Rows from a dataset:
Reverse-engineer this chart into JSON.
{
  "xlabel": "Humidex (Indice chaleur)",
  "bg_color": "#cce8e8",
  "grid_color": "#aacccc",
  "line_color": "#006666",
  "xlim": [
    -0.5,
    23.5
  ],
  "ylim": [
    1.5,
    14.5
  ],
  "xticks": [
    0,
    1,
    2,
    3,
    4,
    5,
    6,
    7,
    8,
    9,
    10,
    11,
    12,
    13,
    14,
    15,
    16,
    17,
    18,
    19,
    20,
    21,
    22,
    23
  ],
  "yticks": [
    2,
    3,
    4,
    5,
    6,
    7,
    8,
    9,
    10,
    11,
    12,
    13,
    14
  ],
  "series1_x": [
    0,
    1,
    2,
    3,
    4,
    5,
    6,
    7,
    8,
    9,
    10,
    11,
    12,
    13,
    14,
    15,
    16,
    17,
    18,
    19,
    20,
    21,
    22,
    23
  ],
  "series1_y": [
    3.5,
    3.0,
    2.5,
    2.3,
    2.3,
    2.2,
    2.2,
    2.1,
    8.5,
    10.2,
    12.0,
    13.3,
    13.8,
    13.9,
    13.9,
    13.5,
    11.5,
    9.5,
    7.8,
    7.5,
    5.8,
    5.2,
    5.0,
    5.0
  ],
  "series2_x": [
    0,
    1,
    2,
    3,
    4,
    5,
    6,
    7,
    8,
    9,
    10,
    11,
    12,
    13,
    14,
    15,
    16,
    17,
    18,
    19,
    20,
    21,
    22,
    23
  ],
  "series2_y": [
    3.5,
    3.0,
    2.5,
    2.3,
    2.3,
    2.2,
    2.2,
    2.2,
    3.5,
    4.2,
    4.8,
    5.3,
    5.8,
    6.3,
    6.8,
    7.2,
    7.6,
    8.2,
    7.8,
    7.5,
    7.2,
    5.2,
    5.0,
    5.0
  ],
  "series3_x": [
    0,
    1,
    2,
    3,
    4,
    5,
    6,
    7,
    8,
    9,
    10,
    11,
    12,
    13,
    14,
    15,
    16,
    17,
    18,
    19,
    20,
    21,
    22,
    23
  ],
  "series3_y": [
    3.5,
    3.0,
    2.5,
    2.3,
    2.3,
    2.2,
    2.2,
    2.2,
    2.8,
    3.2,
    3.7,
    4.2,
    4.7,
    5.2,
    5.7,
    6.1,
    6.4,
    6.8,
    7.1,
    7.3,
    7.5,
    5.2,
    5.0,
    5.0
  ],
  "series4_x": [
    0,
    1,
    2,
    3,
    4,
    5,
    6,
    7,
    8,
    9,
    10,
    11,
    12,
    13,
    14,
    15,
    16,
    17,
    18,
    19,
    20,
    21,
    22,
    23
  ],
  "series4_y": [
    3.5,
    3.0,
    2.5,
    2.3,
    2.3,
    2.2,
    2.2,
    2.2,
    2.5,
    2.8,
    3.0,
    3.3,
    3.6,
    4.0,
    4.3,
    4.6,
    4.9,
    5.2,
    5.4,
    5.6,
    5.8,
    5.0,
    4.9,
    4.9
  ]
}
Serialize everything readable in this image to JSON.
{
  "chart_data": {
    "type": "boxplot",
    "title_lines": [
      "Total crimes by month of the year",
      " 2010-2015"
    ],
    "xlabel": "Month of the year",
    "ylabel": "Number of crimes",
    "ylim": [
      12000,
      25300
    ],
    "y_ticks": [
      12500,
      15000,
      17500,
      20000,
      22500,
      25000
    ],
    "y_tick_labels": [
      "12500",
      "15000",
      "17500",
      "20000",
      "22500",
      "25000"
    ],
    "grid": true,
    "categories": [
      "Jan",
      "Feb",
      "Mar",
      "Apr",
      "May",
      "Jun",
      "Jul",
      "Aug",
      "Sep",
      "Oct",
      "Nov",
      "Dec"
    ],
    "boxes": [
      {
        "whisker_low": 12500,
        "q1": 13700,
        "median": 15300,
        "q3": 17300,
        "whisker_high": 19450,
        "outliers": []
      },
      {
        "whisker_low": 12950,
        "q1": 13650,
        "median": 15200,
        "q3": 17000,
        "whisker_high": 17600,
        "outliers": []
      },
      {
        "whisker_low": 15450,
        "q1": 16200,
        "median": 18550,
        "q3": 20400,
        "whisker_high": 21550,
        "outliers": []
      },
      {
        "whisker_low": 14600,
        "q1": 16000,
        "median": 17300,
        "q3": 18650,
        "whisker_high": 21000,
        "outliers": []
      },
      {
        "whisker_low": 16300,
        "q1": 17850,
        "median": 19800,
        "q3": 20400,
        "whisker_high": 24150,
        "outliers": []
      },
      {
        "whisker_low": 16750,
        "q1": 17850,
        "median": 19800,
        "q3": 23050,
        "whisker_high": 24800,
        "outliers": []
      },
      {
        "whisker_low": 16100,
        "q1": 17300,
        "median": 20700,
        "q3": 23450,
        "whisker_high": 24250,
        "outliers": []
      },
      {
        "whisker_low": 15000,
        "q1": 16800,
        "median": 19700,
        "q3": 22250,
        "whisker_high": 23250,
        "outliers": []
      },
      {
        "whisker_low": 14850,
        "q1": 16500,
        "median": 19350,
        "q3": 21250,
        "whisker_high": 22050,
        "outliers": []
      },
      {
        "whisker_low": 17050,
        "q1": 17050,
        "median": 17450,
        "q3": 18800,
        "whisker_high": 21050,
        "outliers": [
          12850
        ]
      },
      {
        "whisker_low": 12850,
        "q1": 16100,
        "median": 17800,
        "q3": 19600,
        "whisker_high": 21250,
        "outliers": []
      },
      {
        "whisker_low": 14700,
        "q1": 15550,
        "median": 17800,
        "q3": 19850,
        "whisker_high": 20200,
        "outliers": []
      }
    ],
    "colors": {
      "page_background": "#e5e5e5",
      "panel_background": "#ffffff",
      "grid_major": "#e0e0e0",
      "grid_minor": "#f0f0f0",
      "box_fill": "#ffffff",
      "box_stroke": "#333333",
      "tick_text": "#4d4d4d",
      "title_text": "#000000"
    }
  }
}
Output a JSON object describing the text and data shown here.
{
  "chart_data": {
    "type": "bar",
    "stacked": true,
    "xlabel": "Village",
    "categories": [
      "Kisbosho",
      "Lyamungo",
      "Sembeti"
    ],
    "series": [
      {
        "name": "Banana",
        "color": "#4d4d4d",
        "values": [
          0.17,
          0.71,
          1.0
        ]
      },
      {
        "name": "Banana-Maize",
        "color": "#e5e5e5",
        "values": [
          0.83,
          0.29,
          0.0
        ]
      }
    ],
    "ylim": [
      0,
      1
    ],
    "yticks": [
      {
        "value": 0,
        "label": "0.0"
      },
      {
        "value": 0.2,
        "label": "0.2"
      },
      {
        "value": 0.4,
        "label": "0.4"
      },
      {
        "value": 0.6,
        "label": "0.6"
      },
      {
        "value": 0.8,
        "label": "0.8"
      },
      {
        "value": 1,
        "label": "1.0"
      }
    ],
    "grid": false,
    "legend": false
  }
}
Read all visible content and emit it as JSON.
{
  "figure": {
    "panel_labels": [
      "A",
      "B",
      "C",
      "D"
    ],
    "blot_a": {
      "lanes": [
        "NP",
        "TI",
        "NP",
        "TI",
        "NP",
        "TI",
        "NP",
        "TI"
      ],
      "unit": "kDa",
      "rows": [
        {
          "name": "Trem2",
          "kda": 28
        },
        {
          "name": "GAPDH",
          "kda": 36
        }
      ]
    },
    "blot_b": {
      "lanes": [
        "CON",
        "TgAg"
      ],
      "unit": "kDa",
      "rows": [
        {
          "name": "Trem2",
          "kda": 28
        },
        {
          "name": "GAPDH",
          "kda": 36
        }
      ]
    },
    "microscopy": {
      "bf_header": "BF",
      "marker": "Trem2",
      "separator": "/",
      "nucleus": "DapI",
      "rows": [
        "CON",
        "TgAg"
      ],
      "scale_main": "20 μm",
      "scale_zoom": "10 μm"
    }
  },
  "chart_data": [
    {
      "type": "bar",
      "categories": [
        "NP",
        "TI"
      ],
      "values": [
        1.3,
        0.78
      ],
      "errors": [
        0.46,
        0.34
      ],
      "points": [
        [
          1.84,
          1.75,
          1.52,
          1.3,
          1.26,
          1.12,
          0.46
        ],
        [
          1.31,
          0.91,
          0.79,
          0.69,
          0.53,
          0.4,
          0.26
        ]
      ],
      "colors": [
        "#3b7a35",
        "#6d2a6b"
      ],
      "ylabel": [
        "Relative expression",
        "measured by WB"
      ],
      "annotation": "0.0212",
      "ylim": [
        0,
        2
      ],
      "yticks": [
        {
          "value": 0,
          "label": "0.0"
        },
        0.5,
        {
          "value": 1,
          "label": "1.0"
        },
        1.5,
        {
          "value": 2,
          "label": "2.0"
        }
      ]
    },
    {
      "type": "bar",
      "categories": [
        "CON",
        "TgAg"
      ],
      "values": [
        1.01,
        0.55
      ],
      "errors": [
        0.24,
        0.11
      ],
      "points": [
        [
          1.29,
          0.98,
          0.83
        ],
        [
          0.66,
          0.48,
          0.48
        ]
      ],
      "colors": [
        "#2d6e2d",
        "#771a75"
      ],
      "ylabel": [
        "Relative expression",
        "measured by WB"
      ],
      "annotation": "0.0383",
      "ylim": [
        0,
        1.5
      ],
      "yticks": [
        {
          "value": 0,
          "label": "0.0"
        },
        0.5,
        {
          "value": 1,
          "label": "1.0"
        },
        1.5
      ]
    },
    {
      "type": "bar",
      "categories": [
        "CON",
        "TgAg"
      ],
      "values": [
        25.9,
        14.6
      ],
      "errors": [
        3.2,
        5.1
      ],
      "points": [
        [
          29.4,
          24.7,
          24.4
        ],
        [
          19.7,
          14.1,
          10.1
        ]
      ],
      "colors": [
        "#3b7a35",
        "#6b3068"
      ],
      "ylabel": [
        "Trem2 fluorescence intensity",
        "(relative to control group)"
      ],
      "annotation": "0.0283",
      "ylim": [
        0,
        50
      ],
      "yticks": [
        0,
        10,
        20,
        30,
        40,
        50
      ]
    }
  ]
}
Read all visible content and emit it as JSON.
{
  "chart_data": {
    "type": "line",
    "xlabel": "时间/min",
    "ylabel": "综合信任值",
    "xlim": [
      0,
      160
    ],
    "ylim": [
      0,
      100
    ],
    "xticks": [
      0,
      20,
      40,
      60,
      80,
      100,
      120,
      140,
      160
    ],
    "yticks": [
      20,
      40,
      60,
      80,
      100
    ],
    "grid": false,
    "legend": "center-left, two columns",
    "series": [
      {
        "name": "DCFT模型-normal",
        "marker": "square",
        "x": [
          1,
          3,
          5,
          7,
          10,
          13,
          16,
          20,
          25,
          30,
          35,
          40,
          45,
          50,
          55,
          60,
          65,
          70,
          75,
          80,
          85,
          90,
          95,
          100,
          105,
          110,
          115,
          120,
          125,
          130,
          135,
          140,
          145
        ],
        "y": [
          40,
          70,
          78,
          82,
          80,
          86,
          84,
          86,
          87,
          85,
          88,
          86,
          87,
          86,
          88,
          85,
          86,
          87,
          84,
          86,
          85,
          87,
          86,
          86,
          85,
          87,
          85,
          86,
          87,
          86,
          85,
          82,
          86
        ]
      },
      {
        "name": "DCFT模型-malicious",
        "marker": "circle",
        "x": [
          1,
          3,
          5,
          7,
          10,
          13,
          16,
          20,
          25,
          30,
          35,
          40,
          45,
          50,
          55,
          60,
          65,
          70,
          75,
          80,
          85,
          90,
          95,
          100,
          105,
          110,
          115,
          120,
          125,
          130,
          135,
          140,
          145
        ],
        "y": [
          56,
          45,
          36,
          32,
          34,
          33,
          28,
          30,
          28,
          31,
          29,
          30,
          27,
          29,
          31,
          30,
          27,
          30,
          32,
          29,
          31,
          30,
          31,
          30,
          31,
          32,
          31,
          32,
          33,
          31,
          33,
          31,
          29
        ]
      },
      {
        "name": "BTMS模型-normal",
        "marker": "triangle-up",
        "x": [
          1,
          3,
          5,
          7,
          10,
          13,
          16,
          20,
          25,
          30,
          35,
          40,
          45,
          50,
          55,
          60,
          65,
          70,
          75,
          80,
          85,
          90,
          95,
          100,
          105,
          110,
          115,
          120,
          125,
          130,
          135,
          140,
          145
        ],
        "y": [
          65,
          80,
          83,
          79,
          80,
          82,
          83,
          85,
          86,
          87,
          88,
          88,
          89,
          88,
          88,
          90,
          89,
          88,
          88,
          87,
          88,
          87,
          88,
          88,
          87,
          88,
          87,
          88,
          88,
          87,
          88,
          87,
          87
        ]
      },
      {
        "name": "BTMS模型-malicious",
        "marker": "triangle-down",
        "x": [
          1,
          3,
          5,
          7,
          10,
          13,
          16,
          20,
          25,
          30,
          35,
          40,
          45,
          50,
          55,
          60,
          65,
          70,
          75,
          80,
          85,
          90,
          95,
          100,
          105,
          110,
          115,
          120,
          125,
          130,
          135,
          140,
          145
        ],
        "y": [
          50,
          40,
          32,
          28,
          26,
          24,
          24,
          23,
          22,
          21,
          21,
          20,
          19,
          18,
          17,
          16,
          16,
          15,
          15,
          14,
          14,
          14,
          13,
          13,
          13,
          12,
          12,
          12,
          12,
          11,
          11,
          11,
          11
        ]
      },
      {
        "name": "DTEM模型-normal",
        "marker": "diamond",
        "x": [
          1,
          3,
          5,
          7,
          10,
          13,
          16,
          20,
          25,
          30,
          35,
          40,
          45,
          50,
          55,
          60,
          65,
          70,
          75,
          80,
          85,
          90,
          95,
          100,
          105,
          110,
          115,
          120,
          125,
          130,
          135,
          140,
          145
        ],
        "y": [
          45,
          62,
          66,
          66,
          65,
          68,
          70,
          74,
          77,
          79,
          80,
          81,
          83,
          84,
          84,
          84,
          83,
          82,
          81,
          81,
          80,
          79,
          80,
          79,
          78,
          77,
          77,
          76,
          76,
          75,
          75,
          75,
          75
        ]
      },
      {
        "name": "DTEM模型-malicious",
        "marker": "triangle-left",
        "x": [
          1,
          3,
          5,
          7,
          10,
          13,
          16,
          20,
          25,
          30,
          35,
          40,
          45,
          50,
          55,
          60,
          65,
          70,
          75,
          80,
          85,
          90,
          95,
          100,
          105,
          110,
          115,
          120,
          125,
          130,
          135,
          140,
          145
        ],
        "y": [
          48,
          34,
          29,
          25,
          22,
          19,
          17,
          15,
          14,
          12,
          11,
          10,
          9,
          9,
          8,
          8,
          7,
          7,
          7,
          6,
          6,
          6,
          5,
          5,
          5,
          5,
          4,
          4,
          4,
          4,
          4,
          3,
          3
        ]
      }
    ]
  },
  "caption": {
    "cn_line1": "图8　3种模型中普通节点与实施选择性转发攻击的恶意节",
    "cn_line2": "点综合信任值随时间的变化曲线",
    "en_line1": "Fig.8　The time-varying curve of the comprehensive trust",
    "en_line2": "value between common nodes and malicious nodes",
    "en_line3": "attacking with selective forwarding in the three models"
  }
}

_THE REQUEST_
Check every line in the material above for the string "left", then give only the number of lines that have it.

_COMPLETE ANSWER_
2